Consigne »
Reprenez mot pour mot le texte ci-dessous sur le vote dans les communes, en partant des mots qui contiennent « Disons un mot » et en vous arrêtant après « impactent notre quotidien. ».

Passage extrait »
Toutes les communes de France se préparent à voter, tous les citoyens sont invités à réfléchir pour ré-aménager au mieux leur manière de vivre ensemble, au quotidien. Pour le bien commun, pour le progrès de la petite société qu’ils forment. Certes sans oublier l’interdépendance dans laquelle ils vivent avec les autres et la nature, une interdépendance aujourd’hui mondialisée.
Disons un mot sur ce quotidien que l’on veut ré-aménager. Ce n’est pas oublier cette interdépendance avec les communes proches, le département, la Région, la France, l’Europe, le Monde. Beaucoup de ré-aménagements nécessitent l’aval et l’action de niveaux situés au-delà du communal – mais il n’y a pas que des sujets qui dépassent la commune. Et toute nos actions individuelles et communales sont indispensables pour aider ou/et participer aux changements globaux qui impactent notre quotidien.

Jeu de données »

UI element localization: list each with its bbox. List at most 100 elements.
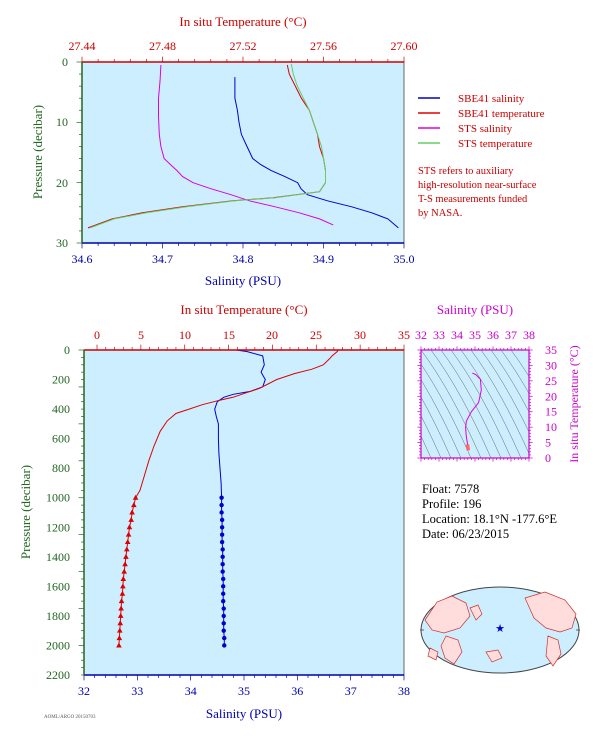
salinity-marker: [219, 539, 225, 545]
ts-series-line-1: [465, 444, 471, 451]
main-tick-group: [78, 344, 405, 681]
location: Location: 18.1°N -177.6°E: [422, 512, 557, 526]
salinity-marker: [221, 621, 226, 626]
main-y-tick-label: 1800: [46, 609, 70, 623]
main-x2-tick-label: 25: [310, 328, 322, 342]
main-x2-tick-label: 20: [266, 328, 278, 342]
upper-x2-tick-label: 27.60: [391, 39, 418, 53]
temperature-marker: [128, 516, 135, 522]
main-y-tick-label: 600: [52, 432, 70, 446]
density-contour: [460, 350, 522, 458]
density-contour: [430, 350, 492, 458]
salinity-marker: [221, 584, 226, 589]
world-map: ★: [420, 586, 580, 674]
main-x-tick-label: 32: [78, 684, 90, 698]
ts-y-tick-label: 10: [545, 420, 557, 434]
temperature-marker: [117, 620, 124, 626]
salinity-marker: [219, 502, 224, 508]
main-x2-tick-label: 30: [354, 328, 366, 342]
upper-x-tick-label: 35.0: [394, 252, 415, 266]
legend-label-sts-temperature: STS temperature: [458, 138, 532, 150]
ts-x2-tick-label: 36: [487, 328, 499, 342]
sts-note-line: T-S measurements funded: [418, 194, 528, 205]
salinity-marker: [221, 576, 226, 582]
upper-profile-chart: In situ Temperature (°C) 27.44 27.48 27.…: [30, 14, 418, 288]
upper-x-tick-label: 34.9: [313, 252, 334, 266]
legend-label-sbe41-temperature: SBE41 temperature: [458, 108, 545, 120]
legend-label-sts-salinity: STS salinity: [458, 123, 513, 135]
salinity-marker: [221, 598, 226, 604]
ts-x2-tick-label: 35: [469, 328, 481, 342]
main-x-tick-label: 35: [238, 684, 250, 698]
upper-series-line-2: [158, 64, 334, 226]
upper-x2-title: In situ Temperature (°C): [179, 14, 306, 29]
salinity-marker: [219, 510, 224, 515]
upper-y-tick-label: 10: [56, 115, 68, 129]
upper-series-line-3: [89, 63, 326, 229]
salinity-marker: [219, 517, 225, 523]
main-x-tick-label: 37: [345, 684, 357, 698]
ts-y-tick-label: 0: [545, 451, 551, 465]
map-land: [424, 591, 577, 667]
sts-note-line: STS refers to auxiliary: [418, 166, 514, 177]
main-y-tick-label: 2000: [46, 639, 70, 653]
main-x2-tick-label: 0: [94, 328, 100, 342]
upper-x2-tick-label: 27.52: [230, 39, 257, 53]
profile-number: Profile: 196: [422, 497, 481, 511]
main-y-tick-label: 0: [64, 343, 70, 357]
sts-note: STS refers to auxiliary high-resolution …: [418, 166, 537, 219]
ts-x2-tick-label: 38: [523, 328, 535, 342]
salinity-marker: [219, 495, 224, 500]
float-info: Float: 7578 Profile: 196 Location: 18.1°…: [422, 482, 557, 541]
main-y-tick-label: 1000: [46, 491, 70, 505]
temperature-marker: [125, 531, 132, 537]
legend-label-sbe41-salinity: SBE41 salinity: [458, 93, 525, 105]
sts-note-line: high-resolution near-surface: [418, 180, 537, 191]
density-contour: [421, 379, 462, 458]
footer-code: AOML/ARGO 20150703: [44, 715, 96, 720]
sts-note-line: by NASA.: [418, 208, 462, 219]
salinity-marker: [222, 635, 227, 641]
density-contour: [450, 350, 512, 458]
temperature-marker: [120, 583, 126, 589]
main-y-tick-label: 2200: [46, 668, 70, 682]
salinity-marker: [220, 562, 225, 567]
upper-x-tick-label: 34.7: [152, 252, 173, 266]
ts-tick-group: [417, 346, 533, 462]
main-x-tick-label: 36: [291, 684, 303, 698]
ts-x2-tick-label: 33: [433, 328, 445, 342]
main-x-tick-label: 38: [398, 684, 410, 698]
float-location-star: ★: [495, 623, 505, 635]
main-y-title: Pressure (decibar): [18, 465, 33, 559]
ts-x2-tick-label: 32: [415, 328, 427, 342]
main-x-tick-label: 34: [185, 684, 197, 698]
ts-series-line-0: [465, 372, 482, 451]
density-contour: [500, 350, 529, 394]
temperature-marker: [124, 546, 130, 552]
upper-x-title: Salinity (PSU): [205, 273, 281, 288]
upper-x-tick-label: 34.8: [233, 252, 254, 266]
main-y-tick-label: 1600: [46, 579, 70, 593]
date: Date: 06/23/2015: [422, 527, 509, 541]
main-y-tick-label: 200: [52, 373, 70, 387]
salinity-marker: [221, 591, 226, 596]
upper-plot-area: [82, 62, 404, 243]
density-contour: [440, 350, 502, 458]
salinity-marker: [219, 532, 225, 537]
ts-x2-title: Salinity (PSU): [437, 302, 513, 317]
main-y-tick-label: 400: [52, 402, 70, 416]
main-x2-tick-label: 35: [398, 328, 410, 342]
main-y-tick-label: 1200: [46, 520, 70, 534]
density-contour: [421, 363, 472, 458]
float-id: Float: 7578: [422, 482, 479, 496]
temperature-marker: [116, 642, 122, 648]
main-plot-area: [84, 350, 404, 675]
ts-x2-tick-label: 34: [451, 328, 463, 342]
ts-y-tick-label: 20: [545, 389, 557, 403]
salinity-marker: [221, 606, 226, 611]
upper-y-tick-label: 20: [56, 176, 68, 190]
upper-x-tick-label: 34.6: [72, 252, 93, 266]
temperature-marker: [126, 524, 133, 530]
density-contour: [470, 350, 529, 455]
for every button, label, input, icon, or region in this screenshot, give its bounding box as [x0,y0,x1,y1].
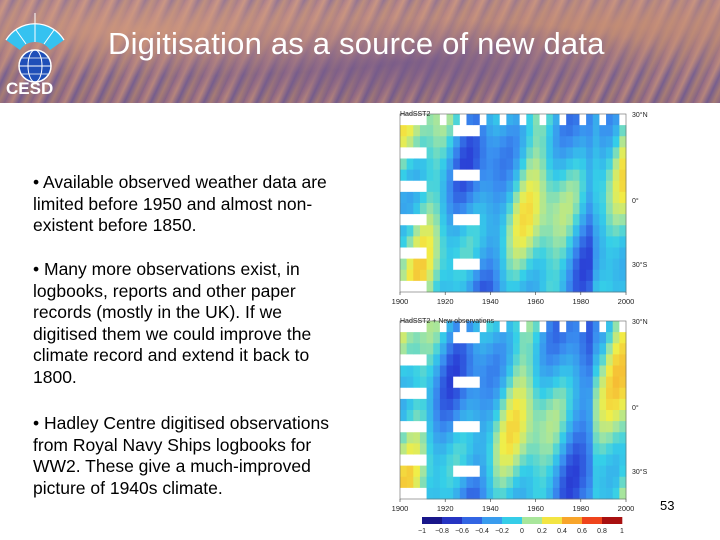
hadsst2-xtick-label: 1920 [437,297,454,306]
hadsst2-new-colorbar-swatch [542,517,563,524]
hadsst2-new-frame [399,320,627,500]
hadsst2-new-xtick-label: 1940 [482,504,499,513]
hadsst2-new-cells [400,321,627,500]
hadsst2-new-colorbar-swatch [582,517,603,524]
hadsst2-new-xtick-label: 1960 [527,504,544,513]
bullet-text-1: • Available observed weather data are li… [33,172,327,235]
hadsst2-new-observations-heatmap: HadSST2 + New observations 1900 1920 1940 19… [392,318,648,535]
hadsst2-new-colorbar-swatch [442,517,463,524]
logo-text: CESD [6,79,54,98]
hadsst2-new-title: HadSST2 + New observations [400,318,494,325]
hadsst2-ytick-label: 30°S [632,261,648,269]
hadsst2-new-colorbar-label: −0.4 [475,528,489,535]
hadsst2-title: HadSST2 [400,111,430,118]
hadsst2-new-xtick-label: 2000 [618,504,635,513]
hadsst2-new-colorbar-swatch [502,517,523,524]
page-number: 53 [660,498,675,513]
hadsst2-xtick-label: 1940 [482,297,499,306]
hadsst2-new-colorbar-label: 0 [520,528,524,535]
hadsst2-new-colorbar-label: −0.6 [455,528,469,535]
bullet-text-3: • Hadley Centre digitised observations f… [33,413,330,498]
page-title: Digitisation as a source of new data [108,26,605,61]
hadsst2-new-colorbar-label: 0.6 [577,528,587,535]
hadsst2-new-colorbar-swatch [602,517,623,524]
hadsst2-xtick-label: 1900 [392,297,409,306]
hadsst2-new-colorbar-swatch [562,517,583,524]
cesd-globe-icon [5,13,65,83]
hadsst2-new-colorbar-label: −0.8 [435,528,449,535]
hadsst2-new-colorbar-label: −0.2 [495,528,509,535]
hadsst2-xtick-label: 1980 [572,297,589,306]
hadsst2-xtick-label: 2000 [618,297,635,306]
hadsst2-frame [399,113,627,293]
hadsst2-new-xtick-label: 1980 [572,504,589,513]
hadsst2-new-ytick-label: 30°S [632,468,648,476]
hadsst2-new-colorbar-label: 1 [620,528,624,535]
hadsst2-new-colorbar-swatch [462,517,483,524]
hadsst2-new-ytick-label: 0° [632,404,639,412]
hadsst2-new-xtick-label: 1900 [392,504,409,513]
hadsst2-new-colorbar-label: 0.2 [537,528,547,535]
bullet-text-2: • Many more observations exist, in logbo… [33,259,312,387]
hadsst2-new-colorbar-swatch [522,517,543,524]
hadsst2-heatmap: HadSST2 1900 1920 1940 1960 1980 2000 30°N 0° 30°… [392,111,648,306]
hadsst2-new-colorbar-swatch [482,517,503,524]
hadsst2-new-xtick-label: 1920 [437,504,454,513]
hadsst2-new-colorbar-label: −1 [418,528,426,535]
hadsst2-ytick-label: 30°N [632,111,648,119]
hadsst2-new-ytick-label: 30°N [632,318,648,326]
hadsst2-new-colorbar-swatch [422,517,443,524]
hadsst2-xtick-label: 1960 [527,297,544,306]
header-banner: CESD Digitisation as a source of new dat… [0,0,720,103]
hadsst2-ytick-label: 0° [632,197,639,205]
hadsst2-cells [400,114,627,293]
hadsst2-new-colorbar-label: 0.8 [597,528,607,535]
hadsst2-new-colorbar-label: 0.4 [557,528,567,535]
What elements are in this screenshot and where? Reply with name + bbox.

Réponse »
Disons un mot sur ce quotidien que l’on veut ré-aménager. Ce n’est pas oublier cette interdépendance avec les communes proches, le département, la Région, la France, l’Europe, le Monde. Beaucoup de ré-aménagements nécessitent l’aval et l’action de niveaux situés au-delà du communal – mais il n’y a pas que des sujets qui dépassent la commune. Et toute nos actions individuelles et communales sont indispensables pour aider ou/et participer aux changements globaux qui impactent notre quotidien.